SET TASK:
Look through the listing for the word "page". Copy each line that has it.
________________________
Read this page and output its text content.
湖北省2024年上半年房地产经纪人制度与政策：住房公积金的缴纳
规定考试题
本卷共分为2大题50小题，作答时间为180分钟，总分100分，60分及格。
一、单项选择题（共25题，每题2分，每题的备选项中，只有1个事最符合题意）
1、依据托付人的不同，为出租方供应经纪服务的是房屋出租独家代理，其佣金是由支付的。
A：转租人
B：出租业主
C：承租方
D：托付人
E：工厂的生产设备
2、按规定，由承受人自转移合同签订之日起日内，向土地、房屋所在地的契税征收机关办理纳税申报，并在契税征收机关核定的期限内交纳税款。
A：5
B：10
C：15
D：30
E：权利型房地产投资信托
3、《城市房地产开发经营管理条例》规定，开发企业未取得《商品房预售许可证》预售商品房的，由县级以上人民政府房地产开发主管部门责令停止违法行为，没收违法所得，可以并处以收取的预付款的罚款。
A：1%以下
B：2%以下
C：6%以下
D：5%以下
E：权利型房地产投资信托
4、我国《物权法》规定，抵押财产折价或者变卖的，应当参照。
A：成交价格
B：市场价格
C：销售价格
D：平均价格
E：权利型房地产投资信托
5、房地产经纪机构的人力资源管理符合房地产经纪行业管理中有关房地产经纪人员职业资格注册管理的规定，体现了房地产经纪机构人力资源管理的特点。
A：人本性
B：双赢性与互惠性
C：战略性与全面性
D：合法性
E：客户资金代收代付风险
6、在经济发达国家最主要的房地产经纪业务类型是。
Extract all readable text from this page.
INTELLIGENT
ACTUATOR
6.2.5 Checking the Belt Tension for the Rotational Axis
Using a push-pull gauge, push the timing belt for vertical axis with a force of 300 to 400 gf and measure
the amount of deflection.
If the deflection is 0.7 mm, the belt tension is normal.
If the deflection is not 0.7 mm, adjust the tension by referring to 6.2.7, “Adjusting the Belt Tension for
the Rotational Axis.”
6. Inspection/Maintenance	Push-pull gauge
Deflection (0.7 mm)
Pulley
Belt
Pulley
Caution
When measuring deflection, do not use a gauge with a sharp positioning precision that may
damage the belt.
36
________________________
COMPLETED EXERCISE:
Read this page and output its text content.
Extract all readable text from this page.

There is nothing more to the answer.